Stored data entries:
## BEGIN
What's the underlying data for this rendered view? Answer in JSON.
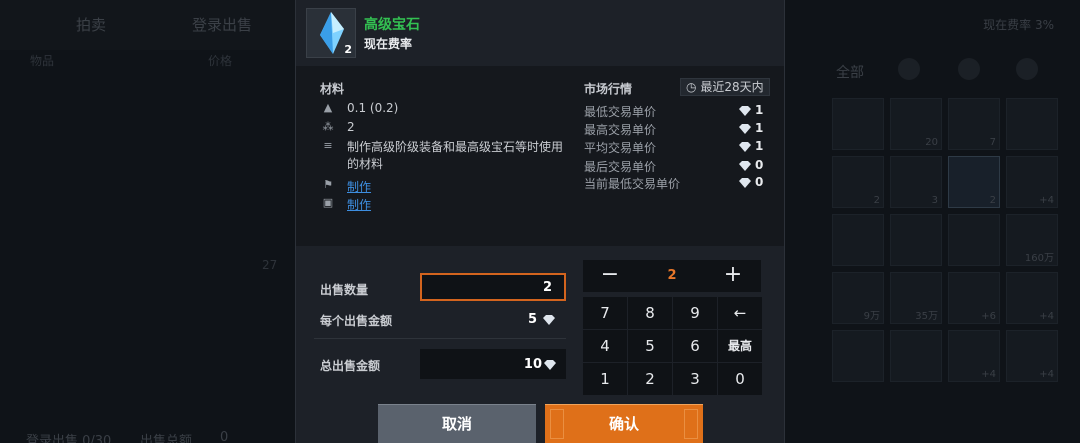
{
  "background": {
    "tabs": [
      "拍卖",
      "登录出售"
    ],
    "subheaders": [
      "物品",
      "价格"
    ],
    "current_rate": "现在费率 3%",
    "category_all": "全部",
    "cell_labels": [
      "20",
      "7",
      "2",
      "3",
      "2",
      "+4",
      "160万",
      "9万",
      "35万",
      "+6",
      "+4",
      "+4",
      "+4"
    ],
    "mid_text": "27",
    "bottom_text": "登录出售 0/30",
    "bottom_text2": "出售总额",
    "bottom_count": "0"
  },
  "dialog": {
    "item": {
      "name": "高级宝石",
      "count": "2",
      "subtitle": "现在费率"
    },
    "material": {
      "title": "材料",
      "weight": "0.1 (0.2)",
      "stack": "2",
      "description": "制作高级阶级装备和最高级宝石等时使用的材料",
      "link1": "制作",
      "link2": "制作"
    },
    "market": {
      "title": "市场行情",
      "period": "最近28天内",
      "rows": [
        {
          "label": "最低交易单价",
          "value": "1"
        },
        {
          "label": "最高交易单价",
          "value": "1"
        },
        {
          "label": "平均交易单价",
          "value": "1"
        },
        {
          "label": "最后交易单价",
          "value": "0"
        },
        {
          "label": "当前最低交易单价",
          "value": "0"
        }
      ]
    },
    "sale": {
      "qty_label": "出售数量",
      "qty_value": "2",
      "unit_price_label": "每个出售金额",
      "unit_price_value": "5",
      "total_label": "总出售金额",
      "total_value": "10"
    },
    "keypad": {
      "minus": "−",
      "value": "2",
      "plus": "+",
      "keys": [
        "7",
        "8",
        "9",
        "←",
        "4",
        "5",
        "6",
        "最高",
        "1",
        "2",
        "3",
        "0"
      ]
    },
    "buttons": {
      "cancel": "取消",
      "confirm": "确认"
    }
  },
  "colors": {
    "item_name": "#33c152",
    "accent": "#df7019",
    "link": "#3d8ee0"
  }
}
## END
Given task: Your job is to transcribe the entries above exactly; skip the pictures.

Output of the exercise:
What's the underlying data for this rendered view? Answer in JSON.
{
  "background": {
    "tabs": [
      "拍卖",
      "登录出售"
    ],
    "subheaders": [
      "物品",
      "价格"
    ],
    "current_rate": "现在费率 3%",
    "category_all": "全部",
    "cell_labels": [
      "20",
      "7",
      "2",
      "3",
      "2",
      "+4",
      "160万",
      "9万",
      "35万",
      "+6",
      "+4",
      "+4",
      "+4"
    ],
    "mid_text": "27",
    "bottom_text": "登录出售 0/30",
    "bottom_text2": "出售总额",
    "bottom_count": "0"
  },
  "dialog": {
    "item": {
      "name": "高级宝石",
      "count": "2",
      "subtitle": "现在费率"
    },
    "material": {
      "title": "材料",
      "weight": "0.1 (0.2)",
      "stack": "2",
      "description": "制作高级阶级装备和最高级宝石等时使用的材料",
      "link1": "制作",
      "link2": "制作"
    },
    "market": {
      "title": "市场行情",
      "period": "最近28天内",
      "rows": [
        {
          "label": "最低交易单价",
          "value": "1"
        },
        {
          "label": "最高交易单价",
          "value": "1"
        },
        {
          "label": "平均交易单价",
          "value": "1"
        },
        {
          "label": "最后交易单价",
          "value": "0"
        },
        {
          "label": "当前最低交易单价",
          "value": "0"
        }
      ]
    },
    "sale": {
      "qty_label": "出售数量",
      "qty_value": "2",
      "unit_price_label": "每个出售金额",
      "unit_price_value": "5",
      "total_label": "总出售金额",
      "total_value": "10"
    },
    "keypad": {
      "minus": "−",
      "value": "2",
      "plus": "+",
      "keys": [
        "7",
        "8",
        "9",
        "←",
        "4",
        "5",
        "6",
        "最高",
        "1",
        "2",
        "3",
        "0"
      ]
    },
    "buttons": {
      "cancel": "取消",
      "confirm": "确认"
    }
  },
  "colors": {
    "item_name": "#33c152",
    "accent": "#df7019",
    "link": "#3d8ee0"
  }
}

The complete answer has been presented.